TASK | Using the entries that follow, collect the lines where the word "reati" appears.

#### DATA SHOWN ####

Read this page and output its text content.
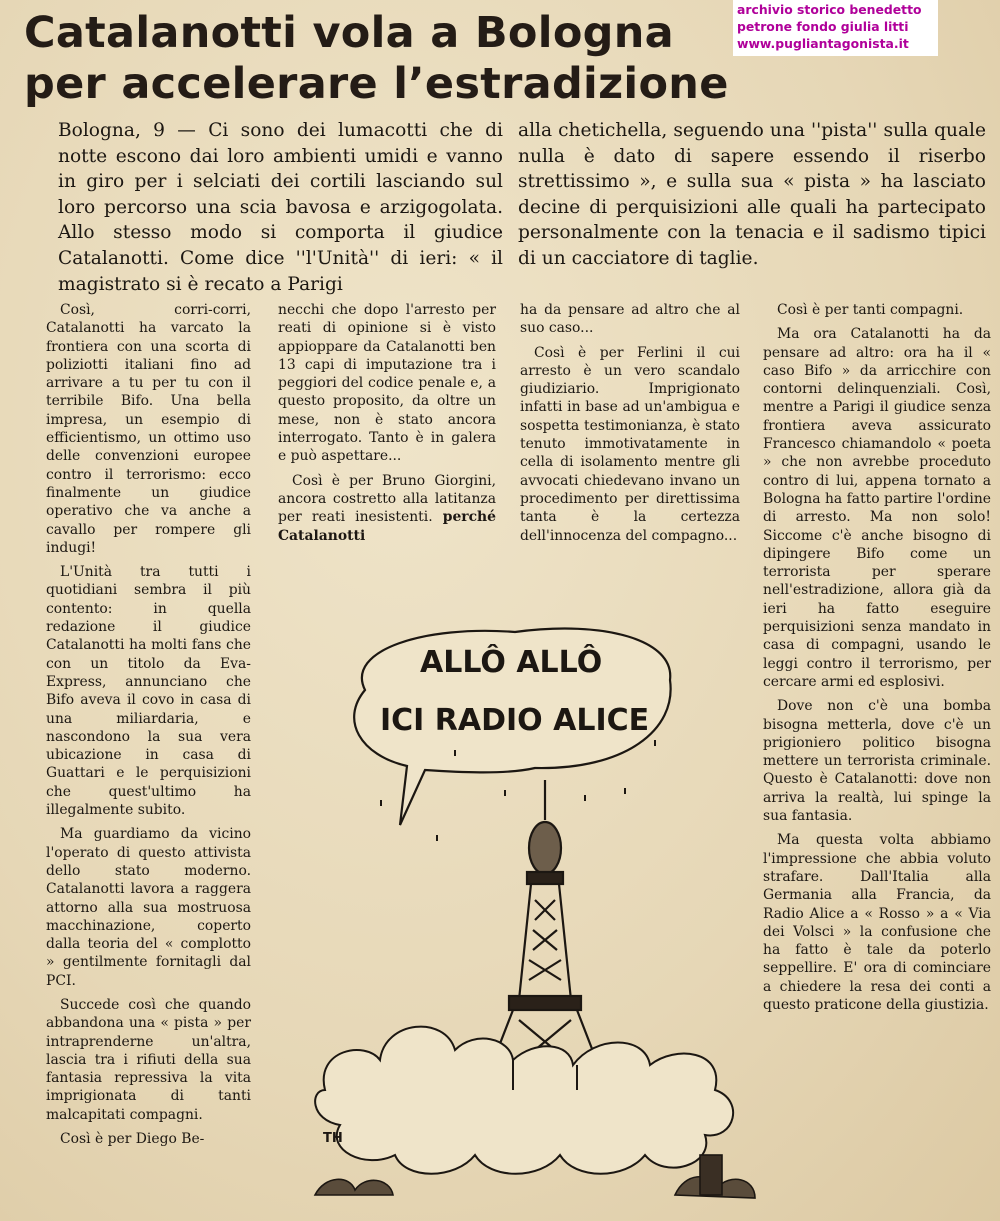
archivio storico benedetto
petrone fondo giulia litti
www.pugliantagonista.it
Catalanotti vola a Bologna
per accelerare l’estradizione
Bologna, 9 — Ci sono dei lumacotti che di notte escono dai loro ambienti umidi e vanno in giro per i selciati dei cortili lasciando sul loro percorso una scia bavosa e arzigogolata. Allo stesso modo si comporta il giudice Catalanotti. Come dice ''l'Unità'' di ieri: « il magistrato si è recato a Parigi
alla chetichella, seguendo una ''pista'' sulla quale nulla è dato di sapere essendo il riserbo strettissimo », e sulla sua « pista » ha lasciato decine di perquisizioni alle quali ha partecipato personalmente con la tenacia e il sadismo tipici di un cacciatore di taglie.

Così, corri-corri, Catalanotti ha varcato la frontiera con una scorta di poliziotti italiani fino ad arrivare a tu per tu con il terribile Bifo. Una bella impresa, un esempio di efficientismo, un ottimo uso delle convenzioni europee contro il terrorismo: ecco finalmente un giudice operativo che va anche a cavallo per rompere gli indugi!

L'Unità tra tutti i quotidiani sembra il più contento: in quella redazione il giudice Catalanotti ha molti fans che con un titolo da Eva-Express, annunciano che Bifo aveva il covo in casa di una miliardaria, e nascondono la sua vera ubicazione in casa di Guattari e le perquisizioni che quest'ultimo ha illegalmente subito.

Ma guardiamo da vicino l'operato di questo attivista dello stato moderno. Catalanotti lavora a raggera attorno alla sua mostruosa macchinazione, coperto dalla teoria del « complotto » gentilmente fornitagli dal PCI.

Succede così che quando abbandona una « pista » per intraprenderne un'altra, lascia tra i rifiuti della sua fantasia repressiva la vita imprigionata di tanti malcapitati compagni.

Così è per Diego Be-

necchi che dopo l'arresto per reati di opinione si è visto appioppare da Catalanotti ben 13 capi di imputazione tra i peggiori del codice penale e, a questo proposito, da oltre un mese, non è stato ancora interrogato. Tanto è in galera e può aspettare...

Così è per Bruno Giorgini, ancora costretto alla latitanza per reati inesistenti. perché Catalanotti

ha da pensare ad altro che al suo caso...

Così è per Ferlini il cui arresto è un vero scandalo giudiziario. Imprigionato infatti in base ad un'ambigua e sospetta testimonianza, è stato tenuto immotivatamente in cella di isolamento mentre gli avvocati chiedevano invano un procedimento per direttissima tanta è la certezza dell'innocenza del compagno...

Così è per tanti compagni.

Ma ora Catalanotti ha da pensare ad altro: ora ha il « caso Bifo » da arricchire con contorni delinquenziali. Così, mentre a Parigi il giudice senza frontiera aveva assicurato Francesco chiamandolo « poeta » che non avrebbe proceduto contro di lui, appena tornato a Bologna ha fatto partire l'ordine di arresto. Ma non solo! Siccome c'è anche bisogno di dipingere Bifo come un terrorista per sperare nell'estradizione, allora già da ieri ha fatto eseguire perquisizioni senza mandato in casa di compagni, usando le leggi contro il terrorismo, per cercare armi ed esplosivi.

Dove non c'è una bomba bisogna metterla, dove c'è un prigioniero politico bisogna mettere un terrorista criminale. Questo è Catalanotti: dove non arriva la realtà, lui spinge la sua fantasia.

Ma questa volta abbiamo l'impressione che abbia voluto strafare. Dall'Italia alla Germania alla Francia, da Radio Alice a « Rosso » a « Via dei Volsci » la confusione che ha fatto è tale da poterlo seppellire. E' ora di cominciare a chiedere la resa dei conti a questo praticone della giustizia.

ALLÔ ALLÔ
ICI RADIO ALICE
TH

####

TASK RESULT |
necchi che dopo l'arresto per reati di opinione si è visto appioppare da Catalanotti ben 13 capi di imputazione tra i peggiori del codice penale e, a questo proposito, da oltre un mese, non è stato ancora interrogato. Tanto è in galera e può aspettare...
Così è per Bruno Giorgini, ancora costretto alla latitanza per reati inesistenti. perché Catalanotti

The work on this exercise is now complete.